Every line of the records below should be restated exactly.
>> START
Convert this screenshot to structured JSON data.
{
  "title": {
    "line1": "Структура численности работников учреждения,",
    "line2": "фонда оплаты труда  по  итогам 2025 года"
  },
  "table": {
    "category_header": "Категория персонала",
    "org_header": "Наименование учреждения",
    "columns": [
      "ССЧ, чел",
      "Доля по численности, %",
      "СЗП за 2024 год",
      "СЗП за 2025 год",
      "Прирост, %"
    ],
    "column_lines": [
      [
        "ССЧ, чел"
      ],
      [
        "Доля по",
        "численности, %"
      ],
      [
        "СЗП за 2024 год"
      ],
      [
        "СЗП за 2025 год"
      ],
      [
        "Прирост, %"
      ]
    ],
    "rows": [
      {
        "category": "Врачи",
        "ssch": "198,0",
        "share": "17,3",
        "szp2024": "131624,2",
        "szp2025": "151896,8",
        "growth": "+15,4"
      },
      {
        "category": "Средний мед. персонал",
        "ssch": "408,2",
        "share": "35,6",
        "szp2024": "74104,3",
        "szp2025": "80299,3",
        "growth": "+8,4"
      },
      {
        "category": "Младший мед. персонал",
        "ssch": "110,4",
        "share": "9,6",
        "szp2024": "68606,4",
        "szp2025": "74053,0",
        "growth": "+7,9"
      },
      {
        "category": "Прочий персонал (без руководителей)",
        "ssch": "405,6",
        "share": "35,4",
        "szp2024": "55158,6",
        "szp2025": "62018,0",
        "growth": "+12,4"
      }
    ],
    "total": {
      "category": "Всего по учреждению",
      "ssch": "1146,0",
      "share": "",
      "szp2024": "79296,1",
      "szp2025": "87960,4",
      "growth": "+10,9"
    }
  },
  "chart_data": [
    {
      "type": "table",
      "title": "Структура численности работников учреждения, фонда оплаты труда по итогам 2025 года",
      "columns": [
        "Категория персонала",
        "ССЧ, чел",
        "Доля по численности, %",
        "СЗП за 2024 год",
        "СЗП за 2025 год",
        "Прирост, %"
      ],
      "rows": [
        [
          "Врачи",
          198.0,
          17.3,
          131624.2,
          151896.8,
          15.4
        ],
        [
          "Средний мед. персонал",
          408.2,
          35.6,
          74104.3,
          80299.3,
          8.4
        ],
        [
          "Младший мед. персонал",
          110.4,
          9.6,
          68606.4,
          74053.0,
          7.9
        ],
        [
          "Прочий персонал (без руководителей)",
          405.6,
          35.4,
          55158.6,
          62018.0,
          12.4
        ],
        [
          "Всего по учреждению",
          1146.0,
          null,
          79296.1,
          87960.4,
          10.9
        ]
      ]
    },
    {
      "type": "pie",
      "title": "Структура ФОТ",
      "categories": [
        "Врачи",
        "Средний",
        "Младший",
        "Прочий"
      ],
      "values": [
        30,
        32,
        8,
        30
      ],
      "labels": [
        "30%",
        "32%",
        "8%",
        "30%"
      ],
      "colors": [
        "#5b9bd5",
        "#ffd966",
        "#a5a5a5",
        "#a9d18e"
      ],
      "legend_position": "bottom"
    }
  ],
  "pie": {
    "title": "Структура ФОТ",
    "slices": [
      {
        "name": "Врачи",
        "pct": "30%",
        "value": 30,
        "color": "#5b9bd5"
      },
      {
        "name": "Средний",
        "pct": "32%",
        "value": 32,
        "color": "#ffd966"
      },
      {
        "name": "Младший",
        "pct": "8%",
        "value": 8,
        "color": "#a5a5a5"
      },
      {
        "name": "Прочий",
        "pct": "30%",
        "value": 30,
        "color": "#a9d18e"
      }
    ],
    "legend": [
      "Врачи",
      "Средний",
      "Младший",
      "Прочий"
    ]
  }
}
>> END
:: FINAL RESULT ::
Convert this screenshot to structured JSON data.
{
  "title": {
    "line1": "Структура численности работников учреждения,",
    "line2": "фонда оплаты труда  по  итогам 2025 года"
  },
  "table": {
    "category_header": "Категория персонала",
    "org_header": "Наименование учреждения",
    "columns": [
      "ССЧ, чел",
      "Доля по численности, %",
      "СЗП за 2024 год",
      "СЗП за 2025 год",
      "Прирост, %"
    ],
    "column_lines": [
      [
        "ССЧ, чел"
      ],
      [
        "Доля по",
        "численности, %"
      ],
      [
        "СЗП за 2024 год"
      ],
      [
        "СЗП за 2025 год"
      ],
      [
        "Прирост, %"
      ]
    ],
    "rows": [
      {
        "category": "Врачи",
        "ssch": "198,0",
        "share": "17,3",
        "szp2024": "131624,2",
        "szp2025": "151896,8",
        "growth": "+15,4"
      },
      {
        "category": "Средний мед. персонал",
        "ssch": "408,2",
        "share": "35,6",
        "szp2024": "74104,3",
        "szp2025": "80299,3",
        "growth": "+8,4"
      },
      {
        "category": "Младший мед. персонал",
        "ssch": "110,4",
        "share": "9,6",
        "szp2024": "68606,4",
        "szp2025": "74053,0",
        "growth": "+7,9"
      },
      {
        "category": "Прочий персонал (без руководителей)",
        "ssch": "405,6",
        "share": "35,4",
        "szp2024": "55158,6",
        "szp2025": "62018,0",
        "growth": "+12,4"
      }
    ],
    "total": {
      "category": "Всего по учреждению",
      "ssch": "1146,0",
      "share": "",
      "szp2024": "79296,1",
      "szp2025": "87960,4",
      "growth": "+10,9"
    }
  },
  "chart_data": [
    {
      "type": "table",
      "title": "Структура численности работников учреждения, фонда оплаты труда по итогам 2025 года",
      "columns": [
        "Категория персонала",
        "ССЧ, чел",
        "Доля по численности, %",
        "СЗП за 2024 год",
        "СЗП за 2025 год",
        "Прирост, %"
      ],
      "rows": [
        [
          "Врачи",
          198.0,
          17.3,
          131624.2,
          151896.8,
          15.4
        ],
        [
          "Средний мед. персонал",
          408.2,
          35.6,
          74104.3,
          80299.3,
          8.4
        ],
        [
          "Младший мед. персонал",
          110.4,
          9.6,
          68606.4,
          74053.0,
          7.9
        ],
        [
          "Прочий персонал (без руководителей)",
          405.6,
          35.4,
          55158.6,
          62018.0,
          12.4
        ],
        [
          "Всего по учреждению",
          1146.0,
          null,
          79296.1,
          87960.4,
          10.9
        ]
      ]
    },
    {
      "type": "pie",
      "title": "Структура ФОТ",
      "categories": [
        "Врачи",
        "Средний",
        "Младший",
        "Прочий"
      ],
      "values": [
        30,
        32,
        8,
        30
      ],
      "labels": [
        "30%",
        "32%",
        "8%",
        "30%"
      ],
      "colors": [
        "#5b9bd5",
        "#ffd966",
        "#a5a5a5",
        "#a9d18e"
      ],
      "legend_position": "bottom"
    }
  ],
  "pie": {
    "title": "Структура ФОТ",
    "slices": [
      {
        "name": "Врачи",
        "pct": "30%",
        "value": 30,
        "color": "#5b9bd5"
      },
      {
        "name": "Средний",
        "pct": "32%",
        "value": 32,
        "color": "#ffd966"
      },
      {
        "name": "Младший",
        "pct": "8%",
        "value": 8,
        "color": "#a5a5a5"
      },
      {
        "name": "Прочий",
        "pct": "30%",
        "value": 30,
        "color": "#a9d18e"
      }
    ],
    "legend": [
      "Врачи",
      "Средний",
      "Младший",
      "Прочий"
    ]
  }
}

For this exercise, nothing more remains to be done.